▶ **WHAT IS BEING ASKED**: Answer with the number of lines in the listing below that contain the word "財經M平方", and nothing else.

▶ **LISTED ENTRIES**:
══════════

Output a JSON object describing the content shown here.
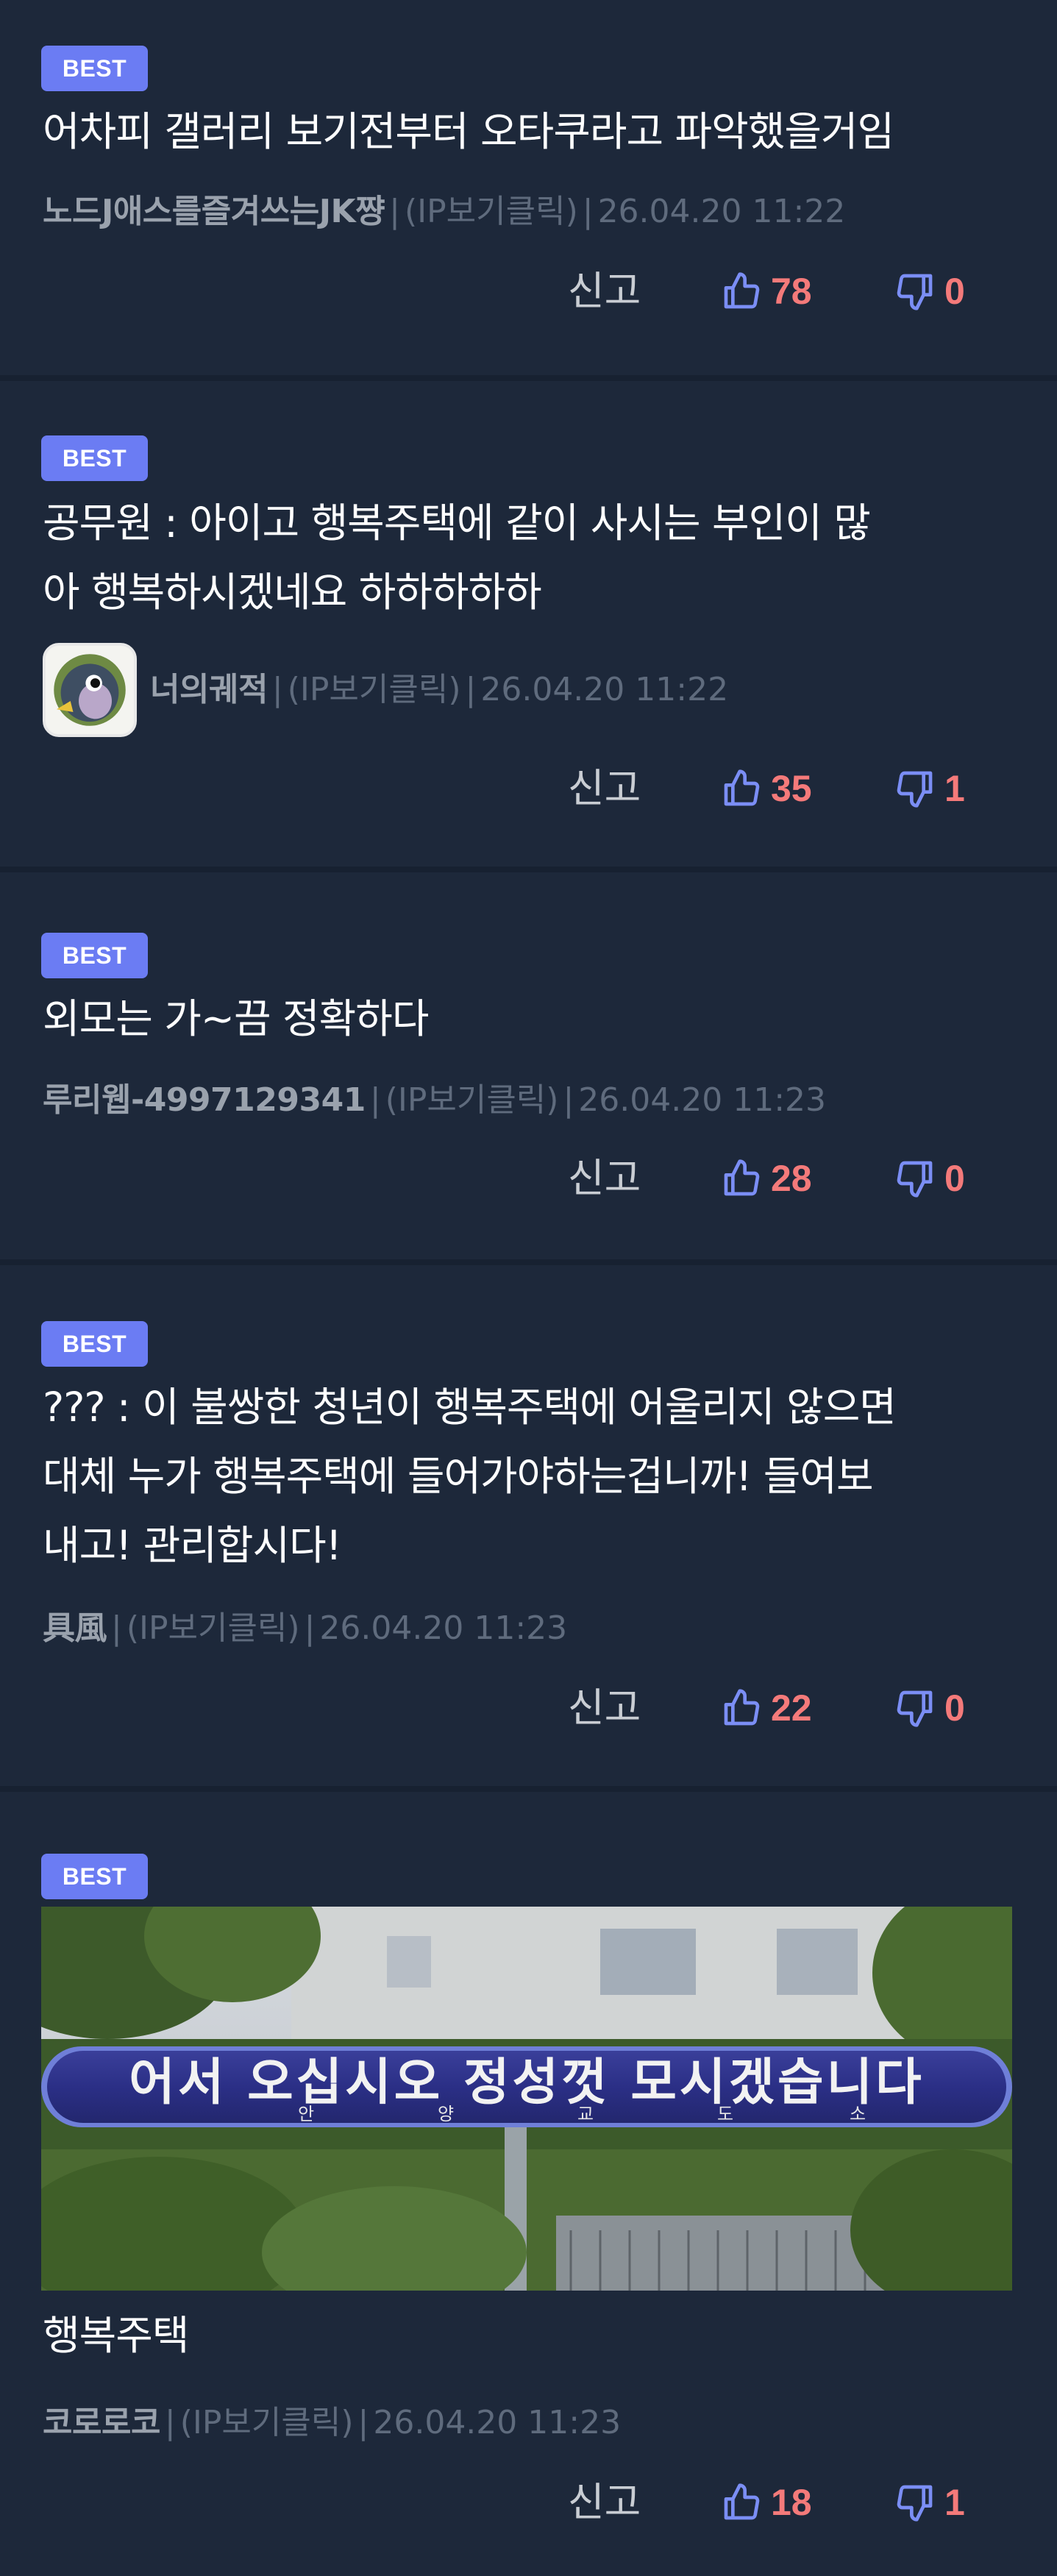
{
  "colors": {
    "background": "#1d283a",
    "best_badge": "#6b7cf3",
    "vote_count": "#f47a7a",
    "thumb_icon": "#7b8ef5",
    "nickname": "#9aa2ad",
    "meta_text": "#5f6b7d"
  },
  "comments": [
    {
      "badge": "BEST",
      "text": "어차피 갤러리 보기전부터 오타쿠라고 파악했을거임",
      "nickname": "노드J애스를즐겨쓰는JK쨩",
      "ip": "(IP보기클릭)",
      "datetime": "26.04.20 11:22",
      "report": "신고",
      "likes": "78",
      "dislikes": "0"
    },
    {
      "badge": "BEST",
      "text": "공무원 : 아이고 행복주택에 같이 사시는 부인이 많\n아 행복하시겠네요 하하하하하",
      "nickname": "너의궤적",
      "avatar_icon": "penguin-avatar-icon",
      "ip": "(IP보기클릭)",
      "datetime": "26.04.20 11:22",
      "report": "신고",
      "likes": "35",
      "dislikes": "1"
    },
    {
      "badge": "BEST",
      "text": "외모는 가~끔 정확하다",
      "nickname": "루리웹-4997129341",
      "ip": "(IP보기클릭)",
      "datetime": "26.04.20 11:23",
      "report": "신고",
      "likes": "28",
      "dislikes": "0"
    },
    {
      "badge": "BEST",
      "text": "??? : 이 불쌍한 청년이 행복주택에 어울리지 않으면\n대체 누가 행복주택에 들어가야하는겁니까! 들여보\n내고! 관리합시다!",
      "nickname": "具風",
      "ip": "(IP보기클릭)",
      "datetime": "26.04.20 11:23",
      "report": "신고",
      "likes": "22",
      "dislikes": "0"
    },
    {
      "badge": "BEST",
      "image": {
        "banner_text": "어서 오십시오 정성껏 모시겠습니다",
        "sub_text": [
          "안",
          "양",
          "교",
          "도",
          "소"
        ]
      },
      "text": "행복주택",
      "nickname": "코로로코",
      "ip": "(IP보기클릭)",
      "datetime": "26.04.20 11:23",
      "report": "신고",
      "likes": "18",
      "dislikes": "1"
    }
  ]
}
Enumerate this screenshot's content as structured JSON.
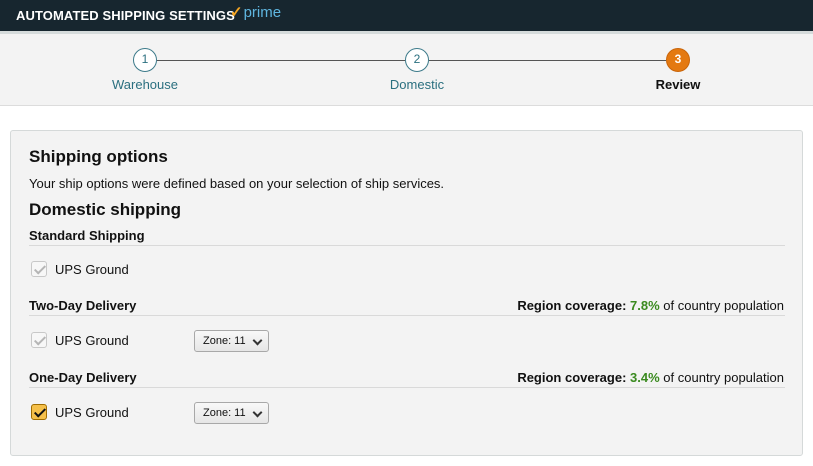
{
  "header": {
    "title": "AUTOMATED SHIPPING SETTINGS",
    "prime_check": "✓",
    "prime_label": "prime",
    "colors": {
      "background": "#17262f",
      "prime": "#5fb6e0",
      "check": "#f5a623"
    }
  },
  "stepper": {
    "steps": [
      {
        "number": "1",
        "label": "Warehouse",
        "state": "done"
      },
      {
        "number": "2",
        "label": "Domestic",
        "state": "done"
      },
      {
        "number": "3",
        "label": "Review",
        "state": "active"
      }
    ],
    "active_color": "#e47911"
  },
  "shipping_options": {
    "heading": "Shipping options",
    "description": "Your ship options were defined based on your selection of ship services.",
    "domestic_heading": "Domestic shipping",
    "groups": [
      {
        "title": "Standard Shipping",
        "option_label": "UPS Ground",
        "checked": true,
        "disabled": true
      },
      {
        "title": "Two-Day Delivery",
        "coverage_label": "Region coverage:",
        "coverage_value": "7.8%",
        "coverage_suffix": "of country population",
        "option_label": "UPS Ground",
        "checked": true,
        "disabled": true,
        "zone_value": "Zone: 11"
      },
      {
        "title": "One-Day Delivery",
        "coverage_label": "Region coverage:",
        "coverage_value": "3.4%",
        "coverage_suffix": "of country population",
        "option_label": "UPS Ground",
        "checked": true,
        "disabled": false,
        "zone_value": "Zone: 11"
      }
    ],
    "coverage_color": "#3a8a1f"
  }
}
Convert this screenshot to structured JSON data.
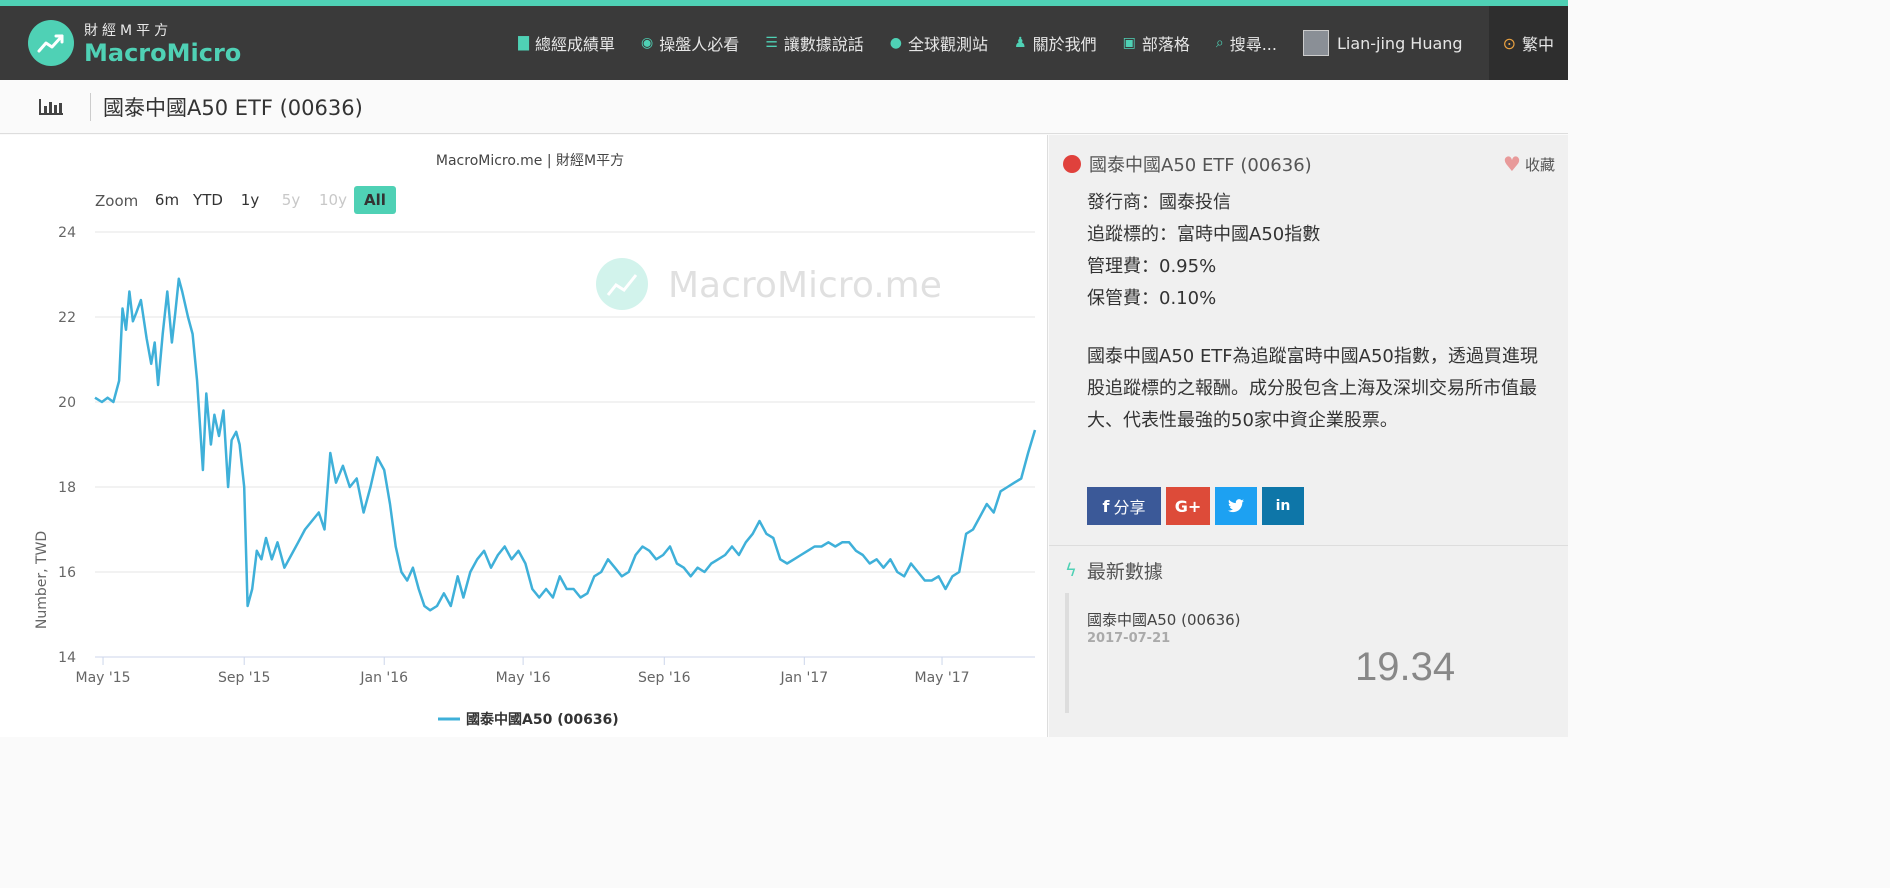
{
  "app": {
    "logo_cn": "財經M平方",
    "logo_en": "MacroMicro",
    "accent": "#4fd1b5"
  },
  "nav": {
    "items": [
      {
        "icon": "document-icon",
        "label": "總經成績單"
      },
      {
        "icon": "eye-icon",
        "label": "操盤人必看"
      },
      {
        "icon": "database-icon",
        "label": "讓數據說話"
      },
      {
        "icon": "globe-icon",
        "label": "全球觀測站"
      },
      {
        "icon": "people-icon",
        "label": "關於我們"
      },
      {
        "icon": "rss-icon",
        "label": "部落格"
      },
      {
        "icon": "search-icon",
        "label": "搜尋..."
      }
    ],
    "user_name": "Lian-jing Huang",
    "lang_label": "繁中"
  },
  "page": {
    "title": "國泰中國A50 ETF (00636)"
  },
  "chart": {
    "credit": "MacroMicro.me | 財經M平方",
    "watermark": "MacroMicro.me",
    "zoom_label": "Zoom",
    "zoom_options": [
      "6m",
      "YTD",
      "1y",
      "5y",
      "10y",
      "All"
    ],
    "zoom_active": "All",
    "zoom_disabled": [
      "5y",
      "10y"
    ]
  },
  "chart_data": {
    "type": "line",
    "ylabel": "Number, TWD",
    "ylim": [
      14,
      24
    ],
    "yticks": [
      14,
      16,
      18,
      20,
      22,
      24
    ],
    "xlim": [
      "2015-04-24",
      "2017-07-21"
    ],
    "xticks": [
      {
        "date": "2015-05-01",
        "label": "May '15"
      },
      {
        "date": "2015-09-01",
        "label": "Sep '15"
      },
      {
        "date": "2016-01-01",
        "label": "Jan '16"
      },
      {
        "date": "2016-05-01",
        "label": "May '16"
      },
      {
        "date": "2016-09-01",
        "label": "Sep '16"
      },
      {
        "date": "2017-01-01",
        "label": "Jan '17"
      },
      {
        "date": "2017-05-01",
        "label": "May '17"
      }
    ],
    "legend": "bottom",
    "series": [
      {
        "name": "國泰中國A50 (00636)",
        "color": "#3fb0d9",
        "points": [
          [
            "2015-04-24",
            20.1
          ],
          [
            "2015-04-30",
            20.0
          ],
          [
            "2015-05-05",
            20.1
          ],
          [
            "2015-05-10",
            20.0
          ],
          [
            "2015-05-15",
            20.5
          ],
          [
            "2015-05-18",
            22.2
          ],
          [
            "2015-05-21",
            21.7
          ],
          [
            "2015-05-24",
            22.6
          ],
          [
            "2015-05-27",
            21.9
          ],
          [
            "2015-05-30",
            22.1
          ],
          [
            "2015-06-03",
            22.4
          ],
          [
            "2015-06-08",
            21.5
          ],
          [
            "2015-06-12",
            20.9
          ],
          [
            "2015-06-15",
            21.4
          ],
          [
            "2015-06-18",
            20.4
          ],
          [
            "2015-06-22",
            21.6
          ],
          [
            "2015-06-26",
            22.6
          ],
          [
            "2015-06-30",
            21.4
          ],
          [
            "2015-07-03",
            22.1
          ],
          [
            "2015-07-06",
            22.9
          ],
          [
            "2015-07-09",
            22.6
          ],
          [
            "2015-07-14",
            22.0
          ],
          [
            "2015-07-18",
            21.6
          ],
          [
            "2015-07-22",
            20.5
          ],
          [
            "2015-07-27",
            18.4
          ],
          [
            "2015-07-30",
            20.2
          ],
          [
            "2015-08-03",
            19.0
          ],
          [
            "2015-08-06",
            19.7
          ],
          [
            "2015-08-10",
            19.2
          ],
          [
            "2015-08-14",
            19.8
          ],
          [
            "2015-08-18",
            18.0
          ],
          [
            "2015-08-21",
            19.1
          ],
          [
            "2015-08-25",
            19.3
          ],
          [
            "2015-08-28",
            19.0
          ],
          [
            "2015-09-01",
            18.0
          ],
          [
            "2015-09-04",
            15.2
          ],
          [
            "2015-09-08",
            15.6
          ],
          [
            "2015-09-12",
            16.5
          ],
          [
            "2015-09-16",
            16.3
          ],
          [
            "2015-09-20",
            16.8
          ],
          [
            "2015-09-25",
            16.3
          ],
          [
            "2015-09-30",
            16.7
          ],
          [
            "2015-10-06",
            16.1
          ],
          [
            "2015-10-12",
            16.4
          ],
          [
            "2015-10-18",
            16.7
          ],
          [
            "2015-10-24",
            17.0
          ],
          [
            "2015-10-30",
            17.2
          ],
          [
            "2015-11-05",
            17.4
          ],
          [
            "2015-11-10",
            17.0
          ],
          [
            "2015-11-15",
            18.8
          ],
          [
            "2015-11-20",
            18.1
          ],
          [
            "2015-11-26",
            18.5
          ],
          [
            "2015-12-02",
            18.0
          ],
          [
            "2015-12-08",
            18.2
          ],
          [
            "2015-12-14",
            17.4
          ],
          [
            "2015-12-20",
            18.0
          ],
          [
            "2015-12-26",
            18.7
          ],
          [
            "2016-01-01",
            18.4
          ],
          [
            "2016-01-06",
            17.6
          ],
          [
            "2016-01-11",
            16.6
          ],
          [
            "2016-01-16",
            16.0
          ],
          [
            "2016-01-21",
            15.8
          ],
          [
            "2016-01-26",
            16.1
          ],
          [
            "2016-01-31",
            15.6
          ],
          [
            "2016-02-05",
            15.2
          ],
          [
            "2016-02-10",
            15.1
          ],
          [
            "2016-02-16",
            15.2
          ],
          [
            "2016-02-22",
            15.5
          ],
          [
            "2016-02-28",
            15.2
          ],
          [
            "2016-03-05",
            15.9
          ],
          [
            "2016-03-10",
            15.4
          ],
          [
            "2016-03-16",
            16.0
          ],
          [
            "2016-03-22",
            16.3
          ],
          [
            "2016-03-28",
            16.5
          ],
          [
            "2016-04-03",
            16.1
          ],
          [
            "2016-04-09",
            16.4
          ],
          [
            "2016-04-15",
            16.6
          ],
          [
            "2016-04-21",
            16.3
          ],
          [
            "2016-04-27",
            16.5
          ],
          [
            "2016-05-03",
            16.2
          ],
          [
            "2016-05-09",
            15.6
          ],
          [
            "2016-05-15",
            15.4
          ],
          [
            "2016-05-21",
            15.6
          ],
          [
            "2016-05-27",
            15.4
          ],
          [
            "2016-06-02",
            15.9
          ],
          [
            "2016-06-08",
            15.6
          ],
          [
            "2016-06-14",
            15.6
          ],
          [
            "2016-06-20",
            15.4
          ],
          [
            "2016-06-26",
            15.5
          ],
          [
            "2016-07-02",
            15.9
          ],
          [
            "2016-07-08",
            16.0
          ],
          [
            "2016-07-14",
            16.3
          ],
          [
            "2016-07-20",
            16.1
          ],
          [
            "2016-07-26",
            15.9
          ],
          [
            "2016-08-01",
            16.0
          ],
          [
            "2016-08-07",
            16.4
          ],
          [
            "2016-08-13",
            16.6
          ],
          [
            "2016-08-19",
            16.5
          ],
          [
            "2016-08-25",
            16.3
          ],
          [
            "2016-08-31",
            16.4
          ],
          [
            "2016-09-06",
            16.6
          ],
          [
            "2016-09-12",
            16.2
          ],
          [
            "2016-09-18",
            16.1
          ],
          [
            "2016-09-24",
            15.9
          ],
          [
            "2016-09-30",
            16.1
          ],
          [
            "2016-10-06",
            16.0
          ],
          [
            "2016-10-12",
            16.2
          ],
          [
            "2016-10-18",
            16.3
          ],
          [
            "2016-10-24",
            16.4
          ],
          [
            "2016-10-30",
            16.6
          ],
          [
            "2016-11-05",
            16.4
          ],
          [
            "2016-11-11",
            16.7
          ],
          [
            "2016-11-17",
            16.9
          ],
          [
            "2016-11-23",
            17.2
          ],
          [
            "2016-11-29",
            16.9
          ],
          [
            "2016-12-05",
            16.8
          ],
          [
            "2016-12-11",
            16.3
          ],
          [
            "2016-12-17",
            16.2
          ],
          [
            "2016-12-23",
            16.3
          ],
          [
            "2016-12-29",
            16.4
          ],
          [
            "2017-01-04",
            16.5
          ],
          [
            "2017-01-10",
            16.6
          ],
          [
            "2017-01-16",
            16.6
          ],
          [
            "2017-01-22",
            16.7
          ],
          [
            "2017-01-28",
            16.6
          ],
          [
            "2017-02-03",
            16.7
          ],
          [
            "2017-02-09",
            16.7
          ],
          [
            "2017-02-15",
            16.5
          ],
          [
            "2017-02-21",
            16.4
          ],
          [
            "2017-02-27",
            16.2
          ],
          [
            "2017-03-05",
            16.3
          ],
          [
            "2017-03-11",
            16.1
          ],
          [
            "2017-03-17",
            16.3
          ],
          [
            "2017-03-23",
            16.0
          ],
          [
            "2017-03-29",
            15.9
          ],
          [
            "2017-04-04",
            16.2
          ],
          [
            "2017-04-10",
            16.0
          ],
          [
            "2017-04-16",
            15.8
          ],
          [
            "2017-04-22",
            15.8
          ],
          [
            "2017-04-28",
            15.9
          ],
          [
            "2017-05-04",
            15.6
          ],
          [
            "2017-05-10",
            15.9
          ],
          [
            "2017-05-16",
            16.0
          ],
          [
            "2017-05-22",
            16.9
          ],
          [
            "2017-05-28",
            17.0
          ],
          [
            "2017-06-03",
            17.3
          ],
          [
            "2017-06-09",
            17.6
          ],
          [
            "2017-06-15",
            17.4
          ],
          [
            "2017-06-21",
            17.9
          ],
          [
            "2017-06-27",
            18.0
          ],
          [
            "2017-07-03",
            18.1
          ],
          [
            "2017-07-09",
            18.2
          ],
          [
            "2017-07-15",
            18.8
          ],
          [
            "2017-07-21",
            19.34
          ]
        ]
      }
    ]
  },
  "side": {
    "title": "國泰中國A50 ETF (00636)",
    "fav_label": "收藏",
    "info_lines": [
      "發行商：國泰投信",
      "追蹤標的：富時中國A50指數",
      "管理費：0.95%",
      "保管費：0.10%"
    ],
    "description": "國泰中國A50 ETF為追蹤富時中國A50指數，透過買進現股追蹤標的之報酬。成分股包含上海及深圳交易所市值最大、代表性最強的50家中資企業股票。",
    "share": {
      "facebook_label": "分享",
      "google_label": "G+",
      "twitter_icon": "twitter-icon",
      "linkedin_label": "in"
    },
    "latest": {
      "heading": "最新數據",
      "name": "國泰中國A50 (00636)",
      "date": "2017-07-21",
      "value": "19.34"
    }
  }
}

══════════

▶ **TASK SOLUTION**: 2